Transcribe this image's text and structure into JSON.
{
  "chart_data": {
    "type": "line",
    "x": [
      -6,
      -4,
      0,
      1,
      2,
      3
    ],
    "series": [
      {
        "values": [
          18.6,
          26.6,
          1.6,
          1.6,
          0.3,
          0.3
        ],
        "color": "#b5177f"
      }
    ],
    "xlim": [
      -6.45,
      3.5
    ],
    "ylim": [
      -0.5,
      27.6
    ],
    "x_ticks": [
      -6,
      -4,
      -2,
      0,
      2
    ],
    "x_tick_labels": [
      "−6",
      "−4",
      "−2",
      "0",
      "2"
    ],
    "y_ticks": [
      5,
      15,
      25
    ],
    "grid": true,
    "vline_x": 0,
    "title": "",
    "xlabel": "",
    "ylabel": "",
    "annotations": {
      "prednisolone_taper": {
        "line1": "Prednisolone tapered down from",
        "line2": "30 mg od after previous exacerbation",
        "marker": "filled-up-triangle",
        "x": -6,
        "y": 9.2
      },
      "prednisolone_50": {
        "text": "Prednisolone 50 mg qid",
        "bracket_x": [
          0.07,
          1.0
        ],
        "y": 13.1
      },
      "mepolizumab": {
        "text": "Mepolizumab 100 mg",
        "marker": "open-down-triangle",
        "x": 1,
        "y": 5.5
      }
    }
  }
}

* * *

#### [Objective]
Where a line of the entries contains the word "down", copy that line.

#### [Answer in full]
        "line1": "Prednisolone tapered down from",
        "marker": "open-down-triangle",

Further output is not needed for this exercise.